■ **CONSIGNE**
Recopiez, s'il vous plaît, le passage de l'extrait ci-dessous sur la pensée critique à l'école compris entre "L'objectif principal de" et "objet de recherche.", bornes incluses.

■ **EXTRAIT DU DOCUMENT**
══════════
L'objectif principal de ce mémoire relève d'une perspective pragmatique : il s'agit d'évaluer s'il existe aujourd'hui des liens entre les pratiques de la Pédagogie Avec les Enfants (PAE) et l'école qui soient suffisamment puissants pour en justifier l'institutionnalisation. Parce que ces pratiques croisent les intérêts de l'école en de nombreux points et que leur impact sur l'enfant est multidimensionnel, il n'était pas envisageable de prétendre ici à une évaluation exhaustive de l'ensemble de ces liens - les identifier dans toutes leurs nuances constitue déjà en soi un objet de recherche.

Le choix a donc été fait de circonscrire cette évaluation à un seul item-clé : celui du développement de la pensée critique chez les enfants. Le scénario qui a finalement été retenu comme fil rouge de la recherche est celui d'une PAE entendue comme approche systémique de développement de la pensée critique à l'école, d'où le titre: Entrer en pensée critique à l'école élémentaire par la philosophie: les enjeux d'une institutionnalisation.

Pourquoi avoir choisi cet item? Parce-que penser de manière critique est une compétence fondamentale à acquérir pour les membres d'une société démocratique. On s'accorde aujourd'hui sur cette nécessité d'une intégration de la pensée critique à l'éducation. Pourtant, on constate d'importantes lacunes dans sa mise en oeuvre comme dans ses résultats. Plusieurs recommandations ont été émises, dont celle d'encourager la pensée critique dès l'école primaire. C'est ce que se propose de la Philosophie Avec les Enfants L'implication de la PAE dans les finalités de l'éducation ainsi que l'engouement dont elle fait l'objet la placent en position favorable pour mettre en oeuvre la formation à la pensée critique au sein des institutions éducatives. Cependant, elle n'existe explicitement dans aucun programme scolaire.
══════════
■ **DONNÉES ENREGISTRÉES**
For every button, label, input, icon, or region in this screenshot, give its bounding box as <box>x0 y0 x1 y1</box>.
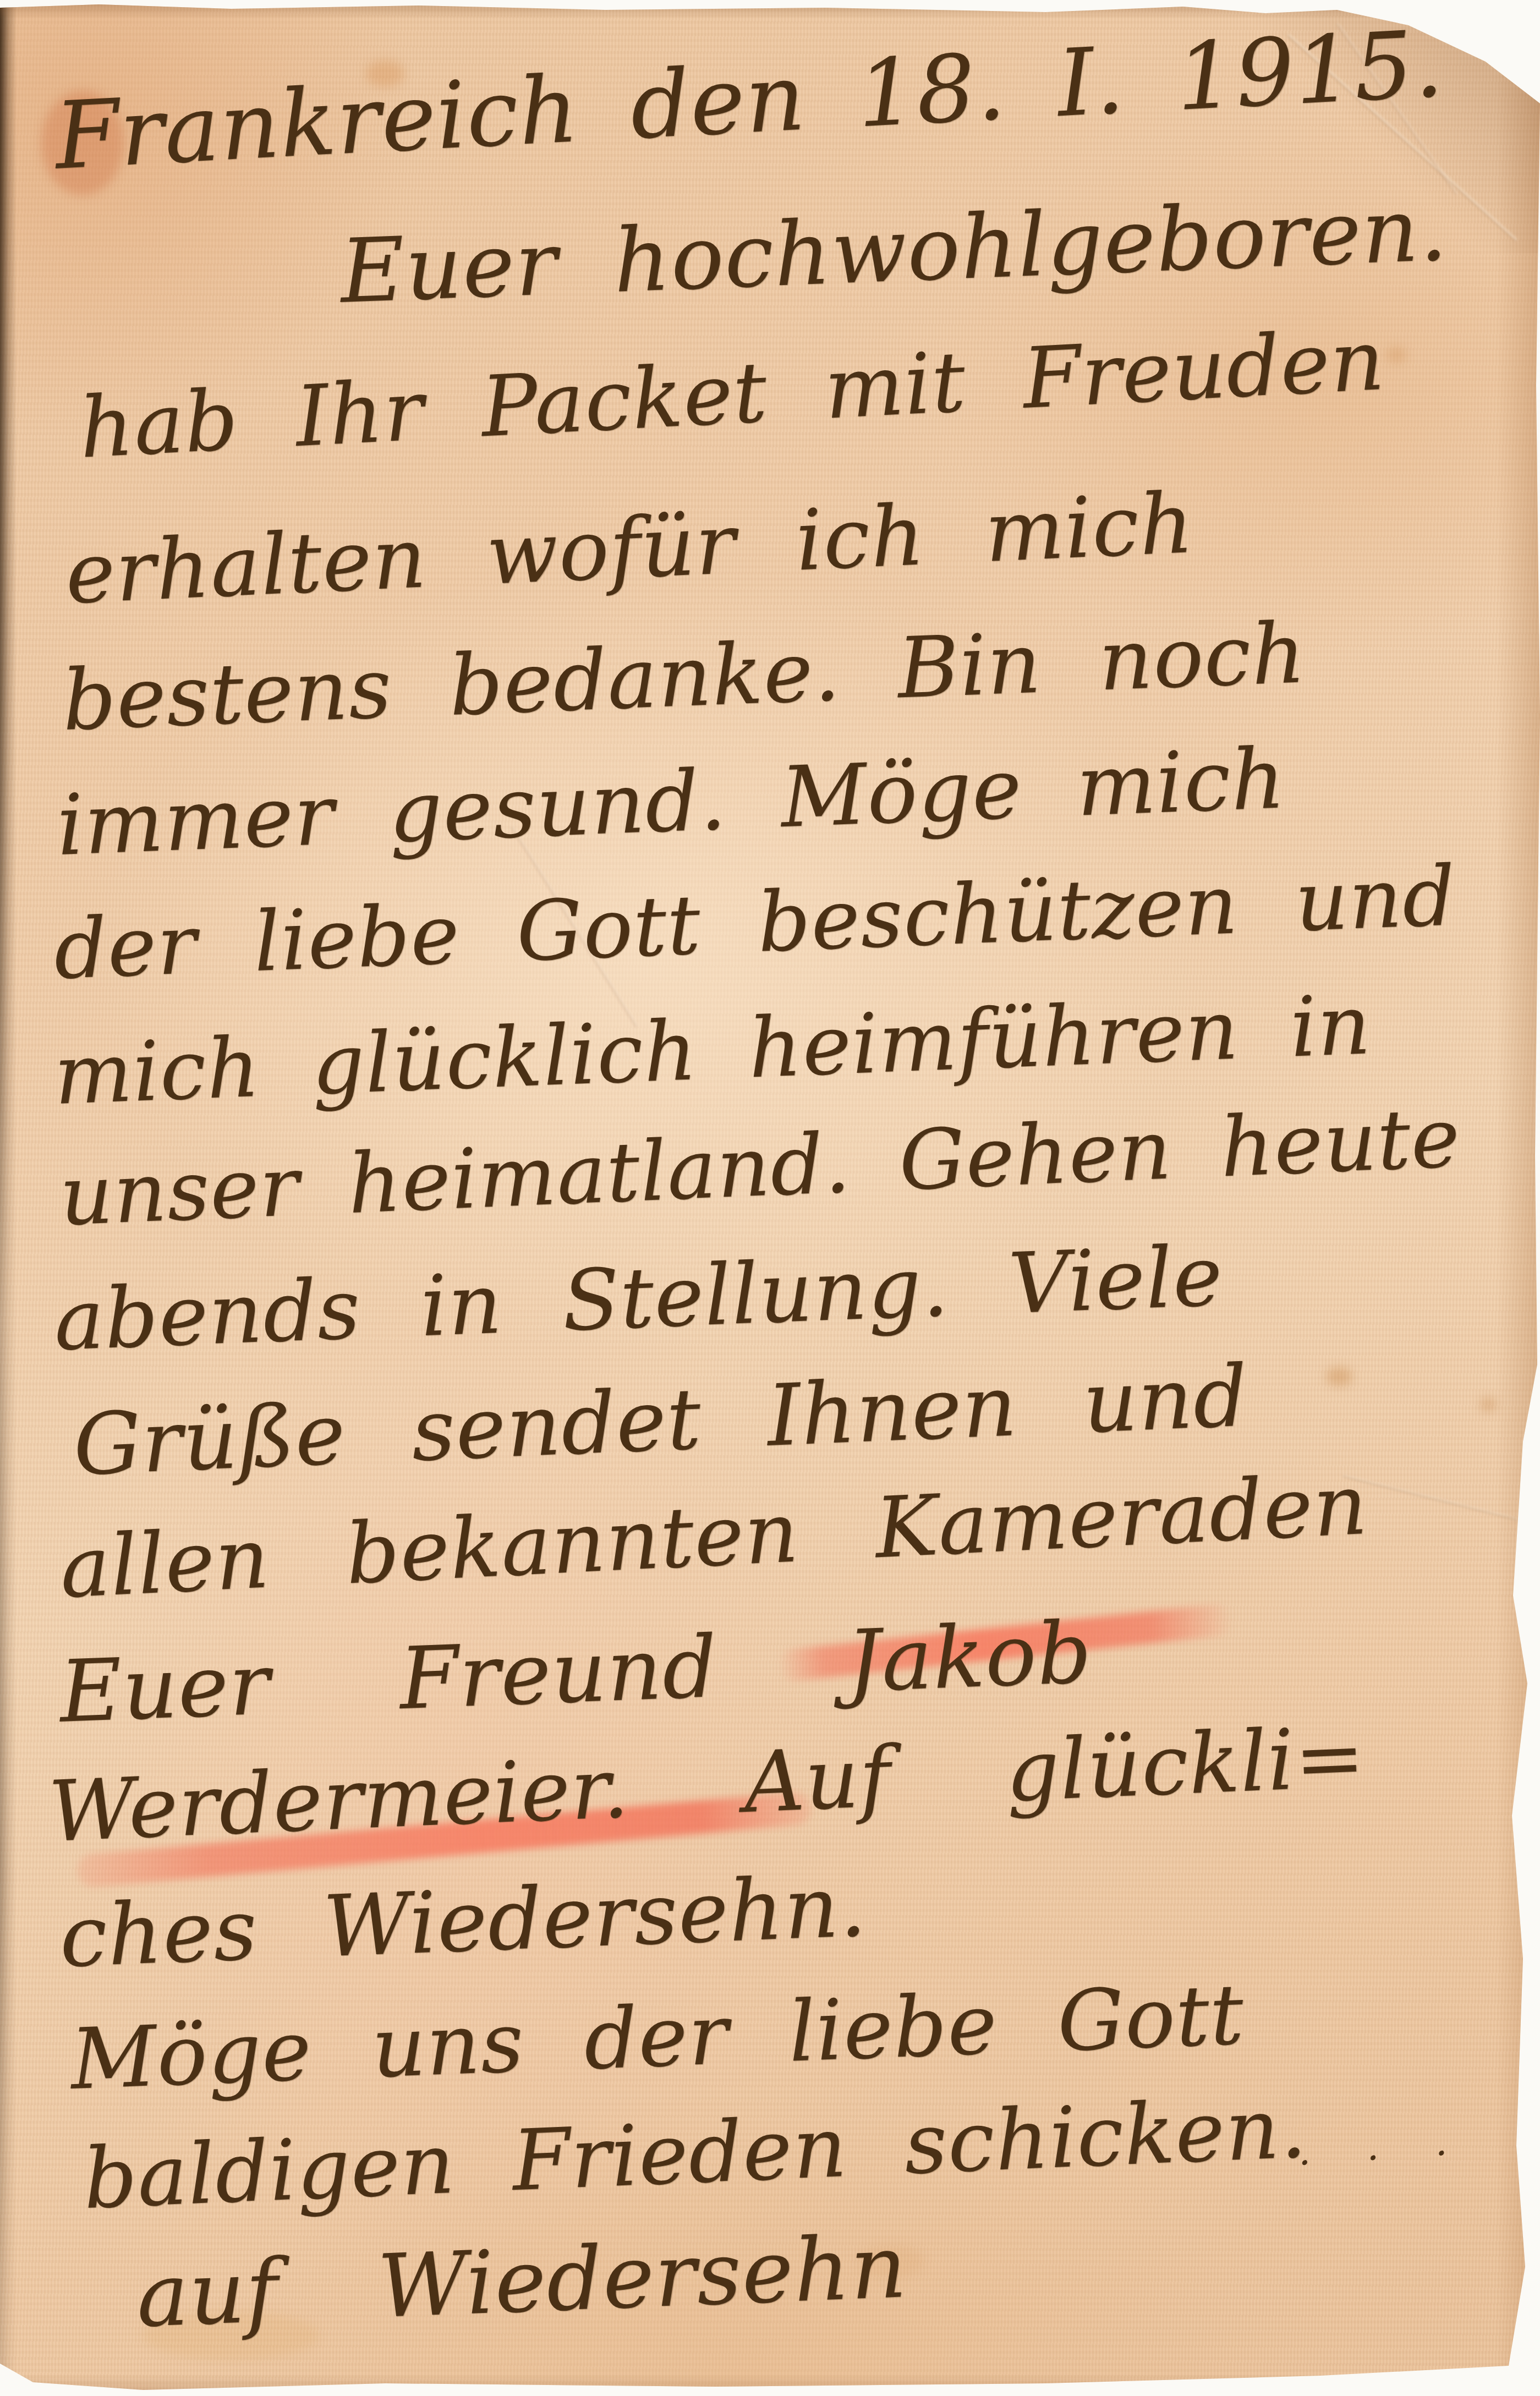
paper-bottom-edge-shadow <box>0 2374 1540 2396</box>
crease-middle-right <box>1342 1474 1519 1521</box>
ink-dots-after-schicken: · · · <box>1297 2129 1471 2186</box>
foxing-spot-right-1 <box>1326 1367 1352 1386</box>
letter-line-salutation: Euer hochwohlgeboren. <box>338 178 1449 323</box>
scanned-letter-background: Frankreich den 18. I. 1915. Euer hochwoh… <box>0 0 1540 2396</box>
paper-right-edge-shadow <box>1496 0 1540 2396</box>
letter-line-5: bestens bedanke. Bin noch <box>61 604 1307 749</box>
letter-line-16: Möge uns der liebe Gott <box>69 1966 1246 2108</box>
letter-line-date: Frankreich den 18. I. 1915. <box>52 10 1446 190</box>
letter-paper: Frankreich den 18. I. 1915. Euer hochwoh… <box>0 0 1540 2396</box>
foxing-spot-right-2 <box>1480 1397 1497 1412</box>
foxing-spot-right-3 <box>1386 347 1406 363</box>
letter-line-17: baldigen Frieden schicken. <box>81 2079 1309 2228</box>
letter-line-signature-name: Euer Freund Jakob <box>58 1603 1094 1742</box>
letter-line-10: abends in Stellung. Viele <box>52 1227 1225 1369</box>
letter-line-4: erhalten wofür ich mich <box>63 474 1196 623</box>
letter-line-6: immer gesund. Möge mich <box>55 730 1287 874</box>
letter-line-3: hab Ihr Packet mit Freuden <box>77 311 1387 477</box>
paper-left-edge-shadow <box>0 0 17 2396</box>
letter-line-7: der liebe Gott beschützen und <box>52 848 1457 998</box>
letter-line-closing: auf Wiedersehn <box>135 2216 909 2347</box>
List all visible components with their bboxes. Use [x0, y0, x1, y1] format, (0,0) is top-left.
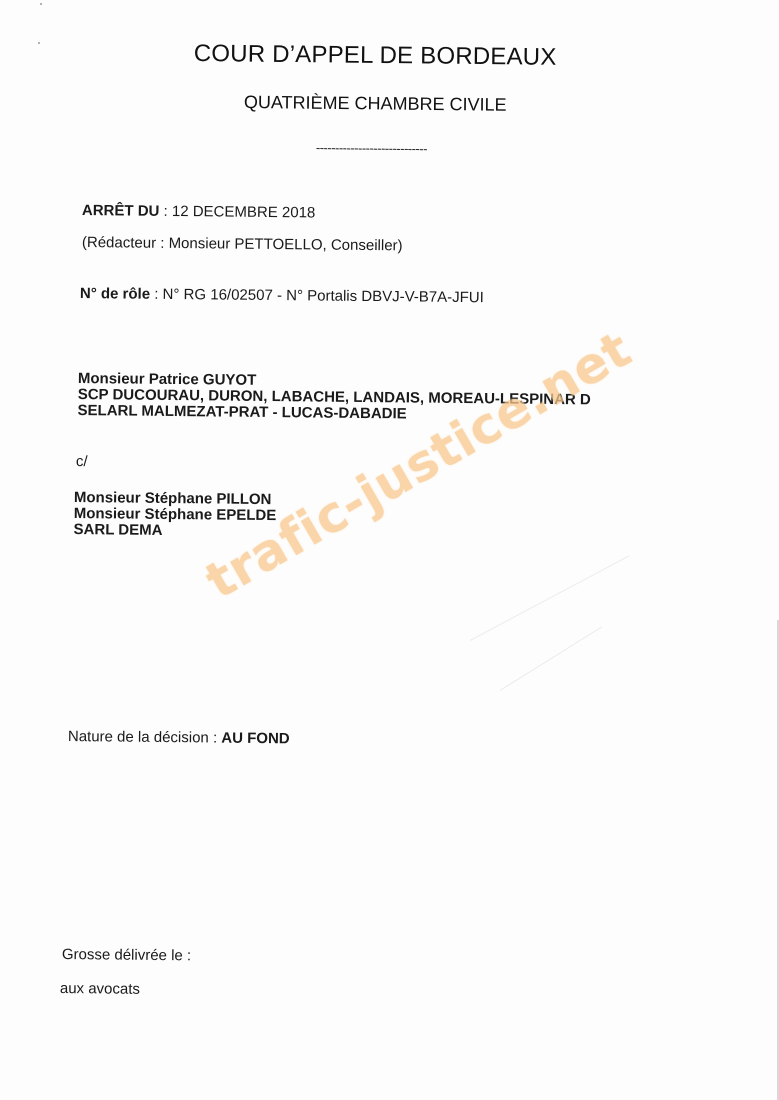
scan-speck	[38, 42, 40, 44]
nature-line: Nature de la décision : AU FOND	[68, 728, 290, 747]
nature-value: AU FOND	[221, 730, 290, 748]
watermark: trafic-justice.net	[196, 320, 641, 610]
versus-label: c/	[76, 453, 88, 470]
scan-speck	[40, 3, 42, 5]
redacteur-line: (Rédacteur : Monsieur PETTOELLO, Conseil…	[82, 234, 403, 254]
role-value: N° RG 16/02507 - N° Portalis DBVJ-V-B7A-…	[163, 286, 484, 306]
nature-colon: :	[209, 729, 222, 746]
document-page: COUR D’APPEL DE BORDEAUX QUATRIÈME CHAMB…	[0, 0, 779, 1100]
arret-date: 12 DECEMBRE 2018	[172, 203, 316, 222]
role-line: N° de rôle : N° RG 16/02507 - N° Portali…	[80, 285, 484, 306]
arret-line: ARRÊT DU : 12 DECEMBRE 2018	[82, 202, 316, 221]
arret-label: ARRÊT DU	[82, 202, 160, 220]
court-title: COUR D’APPEL DE BORDEAUX	[194, 40, 557, 72]
grosse-line: Grosse délivrée le :	[62, 946, 191, 964]
nature-label: Nature de la décision	[68, 728, 209, 746]
chamber-title: QUATRIÈME CHAMBRE CIVILE	[244, 92, 507, 116]
role-colon: :	[150, 286, 163, 303]
arret-colon: :	[159, 203, 172, 220]
scan-artifact	[470, 556, 629, 641]
separator: -----------------------------	[316, 140, 427, 156]
avocats-line: aux avocats	[60, 980, 140, 998]
scan-artifact	[500, 626, 602, 690]
role-label: N° de rôle	[80, 285, 150, 303]
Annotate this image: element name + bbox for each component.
══════════
■ **RÉPONSE ATTENDUE**
L'objectif principal de ce mémoire relève d'une perspective pragmatique : il s'agit d'évaluer s'il existe aujourd'hui des liens entre les pratiques de la Pédagogie Avec les Enfants (PAE) et l'école qui soient suffisamment puissants pour en justifier l'institutionnalisation. Parce que ces pratiques croisent les intérêts de l'école en de nombreux points et que leur impact sur l'enfant est multidimensionnel, il n'était pas envisageable de prétendre ici à une évaluation exhaustive de l'ensemble de ces liens - les identifier dans toutes leurs nuances constitue déjà en soi un objet de recherche.